• [YOUR INSTRUCTIONS] Take every line from the listing below that includes "this" and copy it.
:: RECORDS PROVIDED ::
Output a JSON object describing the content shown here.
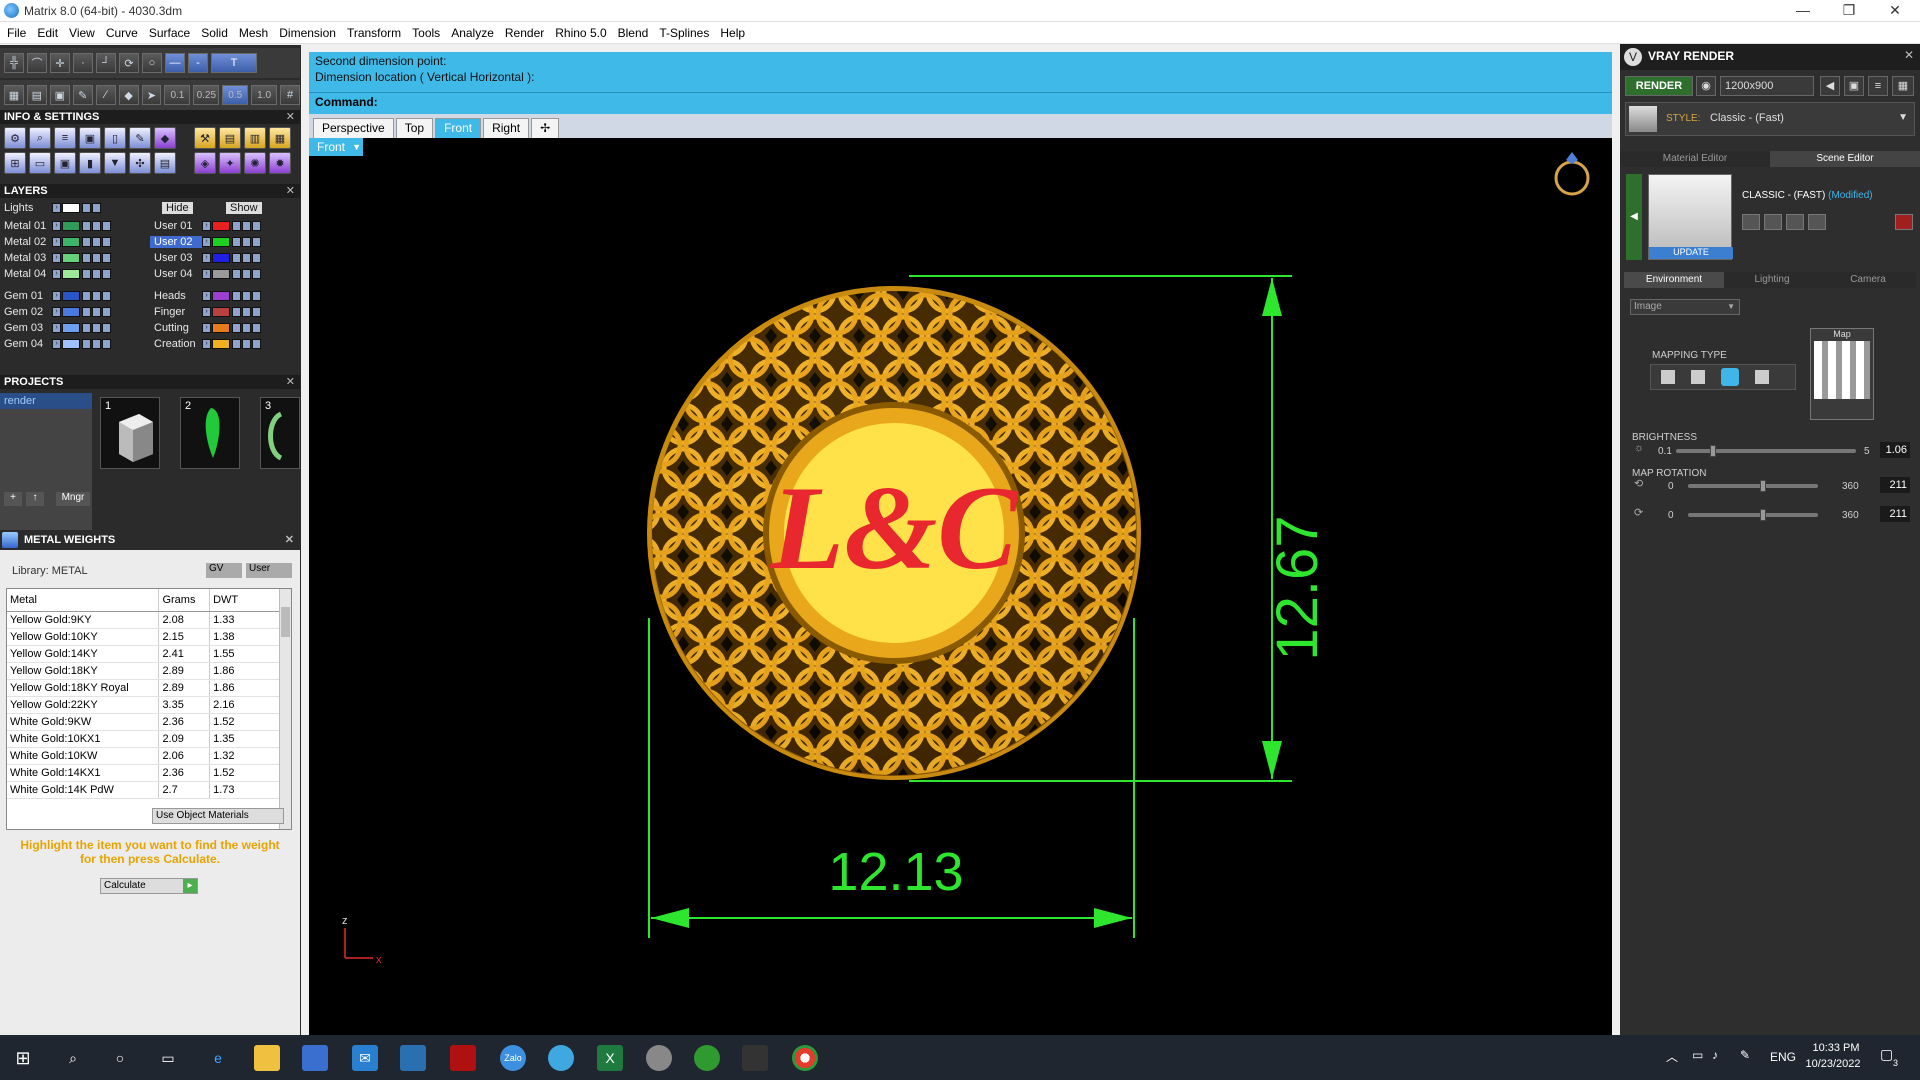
{
  "window": {
    "title": "Matrix 8.0 (64-bit) - 4030.3dm",
    "min": "—",
    "max": "❐",
    "close": "✕"
  },
  "menu": [
    "File",
    "Edit",
    "View",
    "Curve",
    "Surface",
    "Solid",
    "Mesh",
    "Dimension",
    "Transform",
    "Tools",
    "Analyze",
    "Render",
    "Rhino 5.0",
    "Blend",
    "T-Splines",
    "Help"
  ],
  "toolbar": {
    "snap_values": [
      "0.1",
      "0.25",
      "0.5",
      "1.0"
    ]
  },
  "info_settings": {
    "title": "INFO & SETTINGS"
  },
  "layers": {
    "title": "LAYERS",
    "lights_label": "Lights",
    "hide_label": "Hide",
    "show_label": "Show",
    "left": [
      {
        "name": "Metal 01",
        "color": "#2f9a5a"
      },
      {
        "name": "Metal 02",
        "color": "#3cb56a"
      },
      {
        "name": "Metal 03",
        "color": "#66d07a"
      },
      {
        "name": "Metal 04",
        "color": "#9ee89a"
      },
      {
        "name": "Gem 01",
        "color": "#2a55c8"
      },
      {
        "name": "Gem 02",
        "color": "#4a7ae0"
      },
      {
        "name": "Gem 03",
        "color": "#6f9ff0"
      },
      {
        "name": "Gem 04",
        "color": "#9fc2ff"
      }
    ],
    "right": [
      {
        "name": "User 01",
        "color": "#e82020"
      },
      {
        "name": "User 02",
        "color": "#20d020",
        "selected": true
      },
      {
        "name": "User 03",
        "color": "#2020e0"
      },
      {
        "name": "User 04",
        "color": "#9a9a9a"
      },
      {
        "name": "Heads",
        "color": "#9a3fd0"
      },
      {
        "name": "Finger",
        "color": "#b84040"
      },
      {
        "name": "Cutting",
        "color": "#e87a20"
      },
      {
        "name": "Creation",
        "color": "#f0b020"
      }
    ]
  },
  "projects": {
    "title": "PROJECTS",
    "list_item": "render",
    "thumbs": [
      "1",
      "2",
      "3"
    ],
    "mngr": "Mngr"
  },
  "metal_weights": {
    "title": "METAL WEIGHTS",
    "library": "Library: METAL",
    "gv": "GV",
    "user": "User",
    "columns": [
      "Metal",
      "Grams",
      "DWT"
    ],
    "rows": [
      [
        "Yellow Gold:9KY",
        "2.08",
        "1.33"
      ],
      [
        "Yellow Gold:10KY",
        "2.15",
        "1.38"
      ],
      [
        "Yellow Gold:14KY",
        "2.41",
        "1.55"
      ],
      [
        "Yellow Gold:18KY",
        "2.89",
        "1.86"
      ],
      [
        "Yellow Gold:18KY Royal",
        "2.89",
        "1.86"
      ],
      [
        "Yellow Gold:22KY",
        "3.35",
        "2.16"
      ],
      [
        "White Gold:9KW",
        "2.36",
        "1.52"
      ],
      [
        "White Gold:10KX1",
        "2.09",
        "1.35"
      ],
      [
        "White Gold:10KW",
        "2.06",
        "1.32"
      ],
      [
        "White Gold:14KX1",
        "2.36",
        "1.52"
      ],
      [
        "White Gold:14K PdW",
        "2.7",
        "1.73"
      ]
    ],
    "use_object_materials": "Use Object Materials",
    "hint": "Highlight the item you want to find the weight for then press Calculate.",
    "calculate": "Calculate"
  },
  "command": {
    "line1": "Second dimension point:",
    "line2": "Dimension location ( Vertical  Horizontal ):",
    "prompt": "Command:"
  },
  "viewport_tabs": [
    "Perspective",
    "Top",
    "Front",
    "Right"
  ],
  "active_tab": "Front",
  "viewport_label": "Front",
  "dimensions": {
    "vertical": "12.67",
    "horizontal": "12.13"
  },
  "pendant_monogram": "L&C",
  "axes": {
    "z": "z",
    "x": "x"
  },
  "vray": {
    "title": "VRAY RENDER",
    "render": "RENDER",
    "resolution": "1200x900",
    "style_label": "STYLE:",
    "style_value": "Classic - (Fast)",
    "tab_material": "Material Editor",
    "tab_scene": "Scene Editor",
    "preset_name": "CLASSIC - (FAST)",
    "preset_modified": "(Modified)",
    "update": "UPDATE",
    "env_tabs": [
      "Environment",
      "Lighting",
      "Camera"
    ],
    "image_select": "Image",
    "map_label": "Map",
    "mapping_type": "MAPPING TYPE",
    "brightness_label": "BRIGHTNESS",
    "brightness_min": "0.1",
    "brightness_max": "5",
    "brightness_value": "1.06",
    "map_rotation_label": "MAP ROTATION",
    "rot_min": "0",
    "rot_max": "360",
    "rot1_value": "211",
    "rot2_value": "211"
  },
  "taskbar": {
    "lang": "ENG",
    "time": "10:33 PM",
    "date": "10/23/2022",
    "notif": "3"
  }
}
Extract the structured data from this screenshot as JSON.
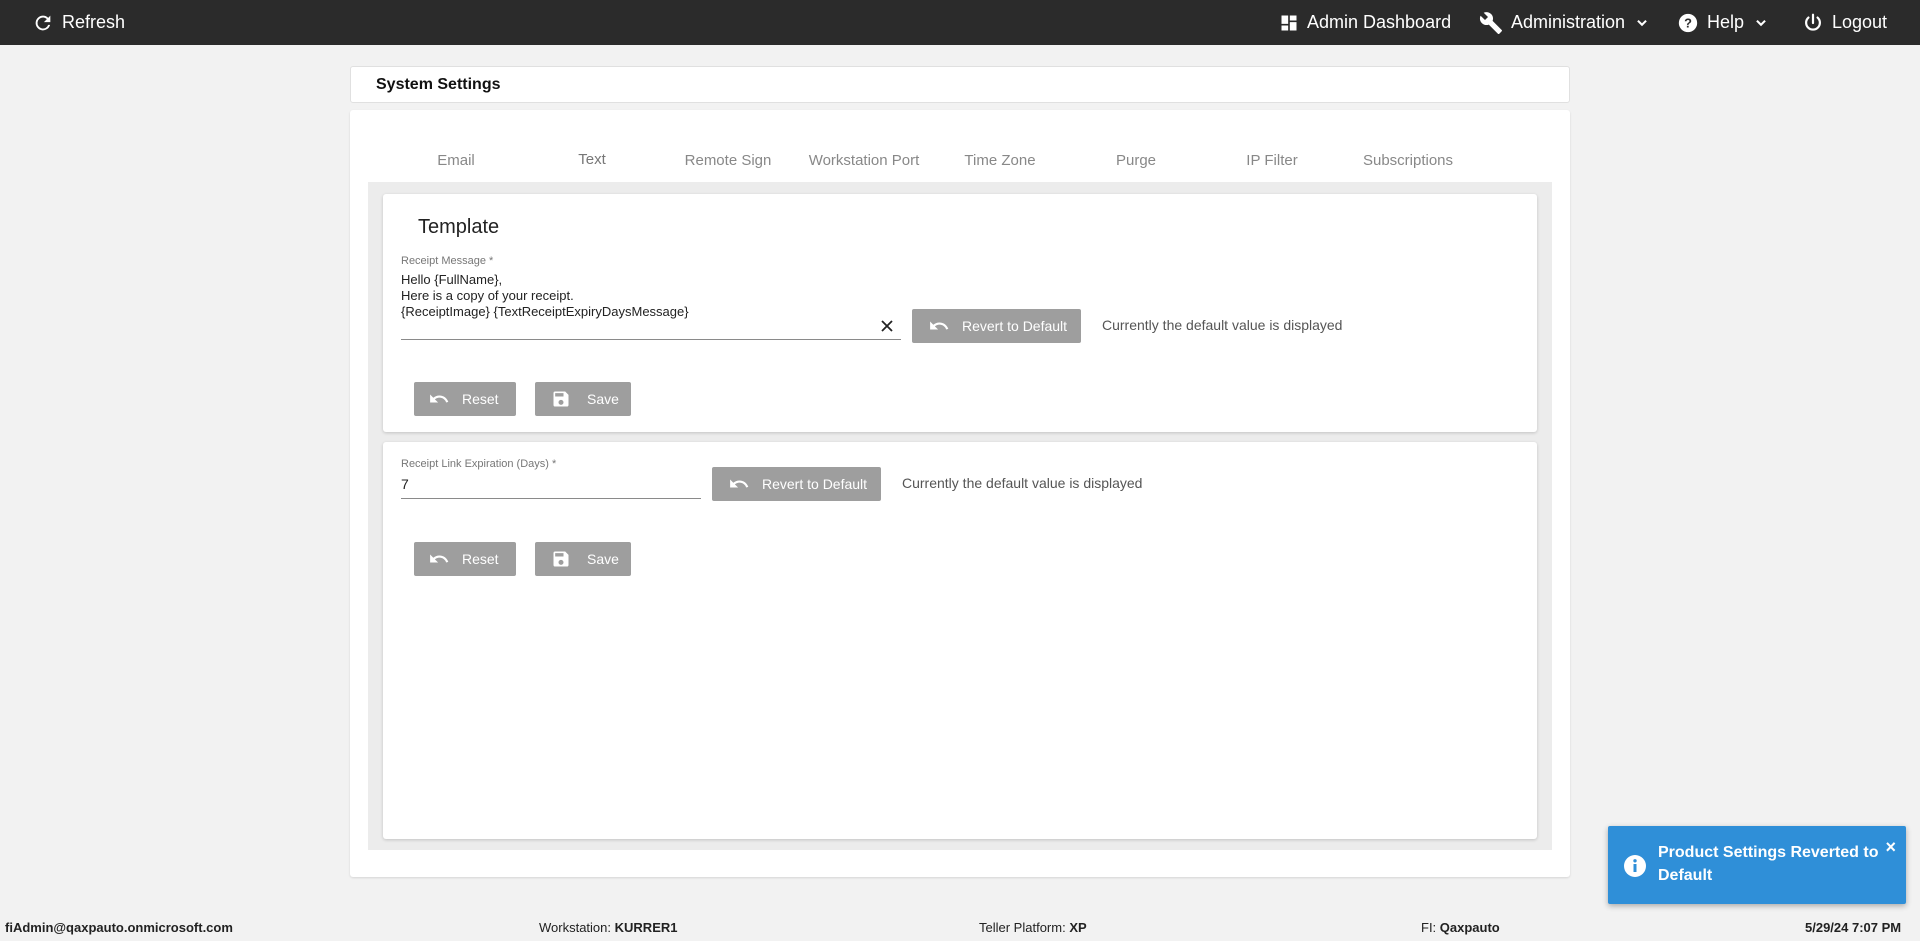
{
  "topbar": {
    "refresh_label": "Refresh",
    "admin_dashboard_label": "Admin Dashboard",
    "administration_label": "Administration",
    "help_label": "Help",
    "logout_label": "Logout"
  },
  "page": {
    "title": "System Settings"
  },
  "tabs": [
    {
      "label": "Email"
    },
    {
      "label": "Text"
    },
    {
      "label": "Remote Sign"
    },
    {
      "label": "Workstation Port"
    },
    {
      "label": "Time Zone"
    },
    {
      "label": "Purge"
    },
    {
      "label": "IP Filter"
    },
    {
      "label": "Subscriptions"
    }
  ],
  "active_tab": "Text",
  "template_section": {
    "title": "Template",
    "receipt_message": {
      "label": "Receipt Message *",
      "value": "Hello {FullName},\nHere is a copy of your receipt.\n{ReceiptImage} {TextReceiptExpiryDaysMessage}"
    },
    "revert_label": "Revert to Default",
    "status_text": "Currently the default value is displayed",
    "reset_label": "Reset",
    "save_label": "Save"
  },
  "expiration_section": {
    "field": {
      "label": "Receipt Link Expiration (Days) *",
      "value": "7"
    },
    "revert_label": "Revert to Default",
    "status_text": "Currently the default value is displayed",
    "reset_label": "Reset",
    "save_label": "Save"
  },
  "toast": {
    "message": "Product Settings Reverted to Default",
    "close_label": "×",
    "color": "#2f8fd8"
  },
  "footer": {
    "user": "fiAdmin@qaxpauto.onmicrosoft.com",
    "workstation_label": "Workstation:",
    "workstation_value": "KURRER1",
    "platform_label": "Teller Platform:",
    "platform_value": "XP",
    "fi_label": "FI:",
    "fi_value": "Qaxpauto",
    "datetime": "5/29/24 7:07 PM"
  },
  "colors": {
    "topbar": "#2b2b2b",
    "accent": "#3f51b5",
    "button": "#9e9e9e"
  }
}
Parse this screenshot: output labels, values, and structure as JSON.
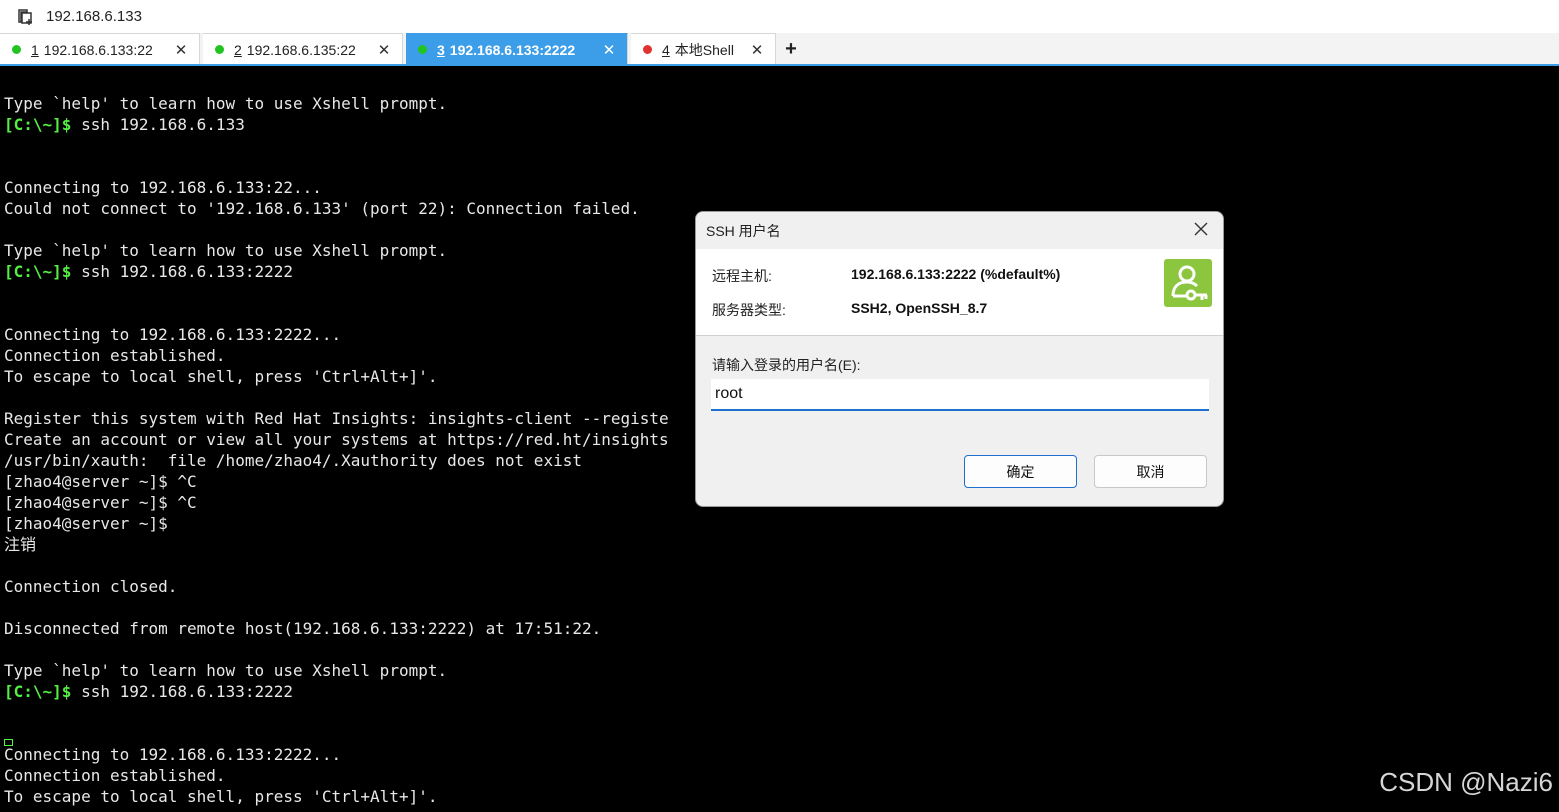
{
  "address_bar": {
    "text": "192.168.6.133",
    "icon": "new-session-icon"
  },
  "tabs": [
    {
      "num": "1",
      "label": "192.168.6.133:22",
      "status_color": "#22c422",
      "active": false
    },
    {
      "num": "2",
      "label": "192.168.6.135:22",
      "status_color": "#22c422",
      "active": false
    },
    {
      "num": "3",
      "label": "192.168.6.133:2222",
      "status_color": "#22c422",
      "active": true
    },
    {
      "num": "4",
      "label": "本地Shell",
      "status_color": "#e0322e",
      "active": false
    }
  ],
  "tab_close_glyph": "✕",
  "tab_add_glyph": "+",
  "accent_color": "#3c9ee8",
  "terminal": {
    "prompt_text": "[C:\\~]$",
    "lines": [
      {
        "text": "Type `help' to learn how to use Xshell prompt."
      },
      {
        "prompt": "[C:\\~]$",
        "text": " ssh 192.168.6.133"
      },
      {
        "text": ""
      },
      {
        "text": ""
      },
      {
        "text": "Connecting to 192.168.6.133:22..."
      },
      {
        "text": "Could not connect to '192.168.6.133' (port 22): Connection failed."
      },
      {
        "text": ""
      },
      {
        "text": "Type `help' to learn how to use Xshell prompt."
      },
      {
        "prompt": "[C:\\~]$",
        "text": " ssh 192.168.6.133:2222"
      },
      {
        "text": ""
      },
      {
        "text": ""
      },
      {
        "text": "Connecting to 192.168.6.133:2222..."
      },
      {
        "text": "Connection established."
      },
      {
        "text": "To escape to local shell, press 'Ctrl+Alt+]'."
      },
      {
        "text": ""
      },
      {
        "text": "Register this system with Red Hat Insights: insights-client --registe"
      },
      {
        "text": "Create an account or view all your systems at https://red.ht/insights"
      },
      {
        "text": "/usr/bin/xauth:  file /home/zhao4/.Xauthority does not exist"
      },
      {
        "text": "[zhao4@server ~]$ ^C"
      },
      {
        "text": "[zhao4@server ~]$ ^C"
      },
      {
        "text": "[zhao4@server ~]$"
      },
      {
        "text": "注销"
      },
      {
        "text": ""
      },
      {
        "text": "Connection closed."
      },
      {
        "text": ""
      },
      {
        "text": "Disconnected from remote host(192.168.6.133:2222) at 17:51:22."
      },
      {
        "text": ""
      },
      {
        "text": "Type `help' to learn how to use Xshell prompt."
      },
      {
        "prompt": "[C:\\~]$",
        "text": " ssh 192.168.6.133:2222"
      },
      {
        "text": ""
      },
      {
        "text": ""
      },
      {
        "text": "Connecting to 192.168.6.133:2222..."
      },
      {
        "text": "Connection established."
      },
      {
        "text": "To escape to local shell, press 'Ctrl+Alt+]'."
      }
    ]
  },
  "watermark": "CSDN @Nazi6",
  "dialog": {
    "title": "SSH 用户名",
    "close_glyph": "✕",
    "remote_host_label": "远程主机:",
    "remote_host_value": "192.168.6.133:2222 (%default%)",
    "server_type_label": "服务器类型:",
    "server_type_value": "SSH2, OpenSSH_8.7",
    "username_prompt": "请输入登录的用户名(E):",
    "username_value": "root",
    "ok_label": "确定",
    "cancel_label": "取消",
    "icon": "user-key-icon",
    "icon_color": "#8cc63e"
  }
}
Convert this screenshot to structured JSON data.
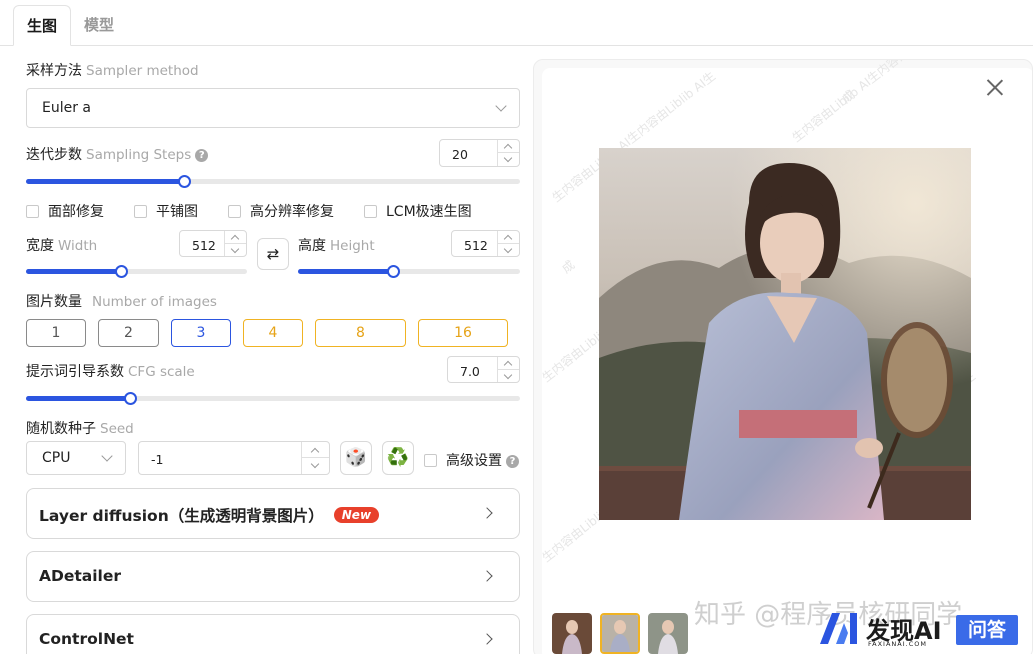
:::
• [EXERCISE RESPONSE]
Extract the structured data from this screenshot as JSON.
Parse this screenshot: output labels, values, and structure as JSON.
        "text": "Register this system with Red Hat Insights: insights-client --registe"
Convert this screenshot to structured JSON data.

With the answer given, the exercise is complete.